STATED PROBLEM: Write out the material again word for word, dropping any images it holds.

DATASET CONTENT:
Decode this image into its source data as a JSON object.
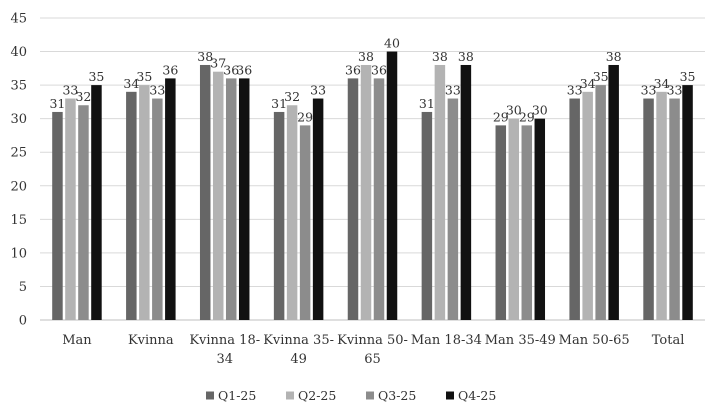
{
  "chart_data": {
    "type": "bar",
    "title": "",
    "xlabel": "",
    "ylabel": "",
    "ylim": [
      0,
      45
    ],
    "yticks": [
      "0",
      "5",
      "10",
      "15",
      "20",
      "25",
      "30",
      "35",
      "40",
      "45"
    ],
    "grid": true,
    "legend_position": "bottom",
    "categories": [
      [
        "Man"
      ],
      [
        "Kvinna"
      ],
      [
        "Kvinna 18-",
        "34"
      ],
      [
        "Kvinna 35-",
        "49"
      ],
      [
        "Kvinna 50-",
        "65"
      ],
      [
        "Man 18-34"
      ],
      [
        "Man 35-49"
      ],
      [
        "Man 50-65"
      ],
      [
        "Total"
      ]
    ],
    "series": [
      {
        "name": "Q1-25",
        "color": "#666666",
        "values": [
          31,
          34,
          38,
          31,
          36,
          31,
          29,
          33,
          33
        ]
      },
      {
        "name": "Q2-25",
        "color": "#b3b3b3",
        "values": [
          33,
          35,
          37,
          32,
          38,
          38,
          30,
          34,
          34
        ]
      },
      {
        "name": "Q3-25",
        "color": "#8c8c8c",
        "values": [
          32,
          33,
          36,
          29,
          36,
          33,
          29,
          35,
          33
        ]
      },
      {
        "name": "Q4-25",
        "color": "#111111",
        "values": [
          35,
          36,
          36,
          33,
          40,
          38,
          30,
          38,
          35
        ]
      }
    ]
  }
}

OUTPUT FOR THIS EXERCISE:
Decode this image into its source data as a JSON object.
{
  "chart_data": {
    "type": "bar",
    "title": "",
    "xlabel": "",
    "ylabel": "",
    "ylim": [
      0,
      45
    ],
    "yticks": [
      "0",
      "5",
      "10",
      "15",
      "20",
      "25",
      "30",
      "35",
      "40",
      "45"
    ],
    "grid": true,
    "legend_position": "bottom",
    "categories": [
      [
        "Man"
      ],
      [
        "Kvinna"
      ],
      [
        "Kvinna 18-",
        "34"
      ],
      [
        "Kvinna 35-",
        "49"
      ],
      [
        "Kvinna 50-",
        "65"
      ],
      [
        "Man 18-34"
      ],
      [
        "Man 35-49"
      ],
      [
        "Man 50-65"
      ],
      [
        "Total"
      ]
    ],
    "series": [
      {
        "name": "Q1-25",
        "color": "#666666",
        "values": [
          31,
          34,
          38,
          31,
          36,
          31,
          29,
          33,
          33
        ]
      },
      {
        "name": "Q2-25",
        "color": "#b3b3b3",
        "values": [
          33,
          35,
          37,
          32,
          38,
          38,
          30,
          34,
          34
        ]
      },
      {
        "name": "Q3-25",
        "color": "#8c8c8c",
        "values": [
          32,
          33,
          36,
          29,
          36,
          33,
          29,
          35,
          33
        ]
      },
      {
        "name": "Q4-25",
        "color": "#111111",
        "values": [
          35,
          36,
          36,
          33,
          40,
          38,
          30,
          38,
          35
        ]
      }
    ]
  }
}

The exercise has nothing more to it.